## Material provided

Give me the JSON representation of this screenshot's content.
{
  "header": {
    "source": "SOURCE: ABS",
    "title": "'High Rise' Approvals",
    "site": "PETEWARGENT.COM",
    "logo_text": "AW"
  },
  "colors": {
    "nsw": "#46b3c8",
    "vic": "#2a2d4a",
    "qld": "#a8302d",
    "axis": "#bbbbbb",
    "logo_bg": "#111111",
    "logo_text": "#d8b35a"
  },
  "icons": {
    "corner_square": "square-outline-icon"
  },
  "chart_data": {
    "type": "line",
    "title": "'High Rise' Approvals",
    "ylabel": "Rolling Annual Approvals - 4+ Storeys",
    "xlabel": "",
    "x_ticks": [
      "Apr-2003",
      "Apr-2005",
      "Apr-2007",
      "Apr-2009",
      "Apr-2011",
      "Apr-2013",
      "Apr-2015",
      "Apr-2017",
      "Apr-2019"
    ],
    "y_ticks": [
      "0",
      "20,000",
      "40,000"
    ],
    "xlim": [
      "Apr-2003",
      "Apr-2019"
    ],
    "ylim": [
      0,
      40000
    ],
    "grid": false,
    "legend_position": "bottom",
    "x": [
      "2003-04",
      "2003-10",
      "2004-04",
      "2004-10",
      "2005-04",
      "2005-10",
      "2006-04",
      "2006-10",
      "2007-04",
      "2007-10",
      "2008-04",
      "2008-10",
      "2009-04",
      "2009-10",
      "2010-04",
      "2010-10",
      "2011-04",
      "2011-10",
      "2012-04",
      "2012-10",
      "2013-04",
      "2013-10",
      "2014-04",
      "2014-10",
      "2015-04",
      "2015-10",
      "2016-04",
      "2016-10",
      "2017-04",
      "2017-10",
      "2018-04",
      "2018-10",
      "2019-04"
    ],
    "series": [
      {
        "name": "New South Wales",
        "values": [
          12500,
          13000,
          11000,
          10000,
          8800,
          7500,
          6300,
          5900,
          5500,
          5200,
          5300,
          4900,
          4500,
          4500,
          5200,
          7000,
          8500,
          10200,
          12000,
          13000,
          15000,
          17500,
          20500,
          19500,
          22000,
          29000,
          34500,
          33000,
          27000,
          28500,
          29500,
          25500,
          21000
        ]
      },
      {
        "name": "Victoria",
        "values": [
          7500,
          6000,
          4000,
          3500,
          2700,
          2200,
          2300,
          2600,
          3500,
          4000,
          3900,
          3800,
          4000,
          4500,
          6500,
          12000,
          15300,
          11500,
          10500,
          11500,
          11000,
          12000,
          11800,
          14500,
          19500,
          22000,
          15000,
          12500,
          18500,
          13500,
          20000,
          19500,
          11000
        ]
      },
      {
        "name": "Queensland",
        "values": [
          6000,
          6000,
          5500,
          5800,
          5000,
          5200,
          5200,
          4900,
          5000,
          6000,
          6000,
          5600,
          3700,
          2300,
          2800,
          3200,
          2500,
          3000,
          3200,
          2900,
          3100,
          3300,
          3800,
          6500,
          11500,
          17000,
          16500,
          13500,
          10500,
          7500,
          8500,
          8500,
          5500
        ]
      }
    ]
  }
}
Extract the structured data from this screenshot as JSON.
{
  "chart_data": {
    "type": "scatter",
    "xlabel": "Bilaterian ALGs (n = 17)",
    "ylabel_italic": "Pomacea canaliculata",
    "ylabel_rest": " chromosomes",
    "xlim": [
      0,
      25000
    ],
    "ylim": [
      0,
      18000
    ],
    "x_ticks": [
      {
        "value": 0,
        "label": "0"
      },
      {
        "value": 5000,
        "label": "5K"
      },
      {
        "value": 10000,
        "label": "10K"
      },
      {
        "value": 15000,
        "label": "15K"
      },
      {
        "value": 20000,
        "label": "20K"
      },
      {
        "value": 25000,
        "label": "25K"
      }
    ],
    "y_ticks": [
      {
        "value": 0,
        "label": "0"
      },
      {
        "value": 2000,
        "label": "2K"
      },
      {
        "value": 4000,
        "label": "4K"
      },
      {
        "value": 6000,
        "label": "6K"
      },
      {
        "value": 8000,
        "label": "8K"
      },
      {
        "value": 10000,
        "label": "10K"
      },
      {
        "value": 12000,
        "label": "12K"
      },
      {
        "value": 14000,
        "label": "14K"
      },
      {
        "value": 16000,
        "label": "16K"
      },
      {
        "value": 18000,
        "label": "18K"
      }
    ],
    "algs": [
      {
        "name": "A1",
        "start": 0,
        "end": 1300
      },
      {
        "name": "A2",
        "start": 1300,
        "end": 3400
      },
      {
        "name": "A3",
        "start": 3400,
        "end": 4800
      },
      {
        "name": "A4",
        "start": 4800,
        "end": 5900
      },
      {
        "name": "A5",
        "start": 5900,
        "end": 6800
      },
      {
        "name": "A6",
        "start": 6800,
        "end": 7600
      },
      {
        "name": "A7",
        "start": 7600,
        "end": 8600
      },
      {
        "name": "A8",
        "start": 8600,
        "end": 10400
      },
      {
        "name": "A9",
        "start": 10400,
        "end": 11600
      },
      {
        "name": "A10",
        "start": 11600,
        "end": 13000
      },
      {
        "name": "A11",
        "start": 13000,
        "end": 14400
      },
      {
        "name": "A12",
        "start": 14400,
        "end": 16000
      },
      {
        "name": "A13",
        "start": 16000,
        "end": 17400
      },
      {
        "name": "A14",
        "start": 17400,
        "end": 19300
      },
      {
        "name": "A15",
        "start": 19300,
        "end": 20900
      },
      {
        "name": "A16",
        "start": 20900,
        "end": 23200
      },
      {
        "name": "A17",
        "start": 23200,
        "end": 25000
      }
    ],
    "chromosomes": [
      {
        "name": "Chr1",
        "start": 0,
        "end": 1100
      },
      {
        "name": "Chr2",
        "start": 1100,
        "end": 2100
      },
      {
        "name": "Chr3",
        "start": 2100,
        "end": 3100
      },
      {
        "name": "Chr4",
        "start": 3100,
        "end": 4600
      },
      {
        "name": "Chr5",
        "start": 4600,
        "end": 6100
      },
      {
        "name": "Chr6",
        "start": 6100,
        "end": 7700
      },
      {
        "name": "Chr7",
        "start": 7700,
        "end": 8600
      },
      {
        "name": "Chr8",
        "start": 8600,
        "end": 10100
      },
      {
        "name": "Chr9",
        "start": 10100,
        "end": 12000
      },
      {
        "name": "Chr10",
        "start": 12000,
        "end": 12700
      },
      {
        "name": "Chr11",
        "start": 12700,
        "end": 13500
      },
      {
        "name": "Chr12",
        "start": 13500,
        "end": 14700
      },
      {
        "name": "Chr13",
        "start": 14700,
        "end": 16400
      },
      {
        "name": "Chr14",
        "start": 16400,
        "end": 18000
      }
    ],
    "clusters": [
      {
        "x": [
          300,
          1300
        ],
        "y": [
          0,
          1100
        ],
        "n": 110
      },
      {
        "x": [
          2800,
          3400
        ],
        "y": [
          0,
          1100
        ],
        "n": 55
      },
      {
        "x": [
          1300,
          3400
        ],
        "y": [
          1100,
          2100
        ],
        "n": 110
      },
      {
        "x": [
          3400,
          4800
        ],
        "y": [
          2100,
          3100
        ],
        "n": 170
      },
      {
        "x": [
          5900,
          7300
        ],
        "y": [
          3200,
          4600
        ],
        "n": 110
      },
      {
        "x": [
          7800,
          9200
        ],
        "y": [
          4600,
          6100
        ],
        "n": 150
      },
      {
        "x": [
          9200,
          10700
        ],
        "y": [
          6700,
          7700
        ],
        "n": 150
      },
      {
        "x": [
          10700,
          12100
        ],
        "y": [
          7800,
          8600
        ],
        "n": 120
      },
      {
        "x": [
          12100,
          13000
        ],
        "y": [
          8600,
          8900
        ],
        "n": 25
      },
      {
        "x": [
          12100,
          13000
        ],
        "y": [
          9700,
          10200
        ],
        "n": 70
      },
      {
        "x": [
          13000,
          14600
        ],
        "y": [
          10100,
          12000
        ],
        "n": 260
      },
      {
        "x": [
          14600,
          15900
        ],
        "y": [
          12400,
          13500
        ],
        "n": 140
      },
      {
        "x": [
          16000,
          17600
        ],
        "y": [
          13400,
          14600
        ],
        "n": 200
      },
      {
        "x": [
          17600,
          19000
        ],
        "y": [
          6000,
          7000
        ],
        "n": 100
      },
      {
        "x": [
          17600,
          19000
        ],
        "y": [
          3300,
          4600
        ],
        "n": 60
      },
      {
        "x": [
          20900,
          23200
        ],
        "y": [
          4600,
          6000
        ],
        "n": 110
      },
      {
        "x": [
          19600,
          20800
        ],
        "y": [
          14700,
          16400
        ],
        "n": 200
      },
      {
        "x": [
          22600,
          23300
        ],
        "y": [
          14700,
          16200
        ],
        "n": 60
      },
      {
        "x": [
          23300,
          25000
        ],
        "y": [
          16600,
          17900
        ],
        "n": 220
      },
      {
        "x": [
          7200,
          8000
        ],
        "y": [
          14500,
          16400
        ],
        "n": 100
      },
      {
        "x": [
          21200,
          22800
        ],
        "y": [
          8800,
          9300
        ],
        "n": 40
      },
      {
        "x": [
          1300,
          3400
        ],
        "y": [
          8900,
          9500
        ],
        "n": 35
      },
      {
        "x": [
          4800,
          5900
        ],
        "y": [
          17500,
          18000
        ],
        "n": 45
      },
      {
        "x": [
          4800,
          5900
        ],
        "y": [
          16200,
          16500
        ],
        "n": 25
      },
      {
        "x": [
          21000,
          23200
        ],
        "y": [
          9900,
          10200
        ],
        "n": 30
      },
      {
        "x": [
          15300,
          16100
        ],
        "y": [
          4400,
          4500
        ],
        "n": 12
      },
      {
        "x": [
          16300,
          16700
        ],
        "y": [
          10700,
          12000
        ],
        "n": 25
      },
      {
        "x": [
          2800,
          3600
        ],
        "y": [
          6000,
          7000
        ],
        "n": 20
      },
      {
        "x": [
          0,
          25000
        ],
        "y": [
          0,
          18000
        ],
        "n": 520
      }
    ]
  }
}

## What is required
Report each line in the data that holds the word "chromosomes".

## Complete output
    "ylabel_rest": " chromosomes",
    "chromosomes": [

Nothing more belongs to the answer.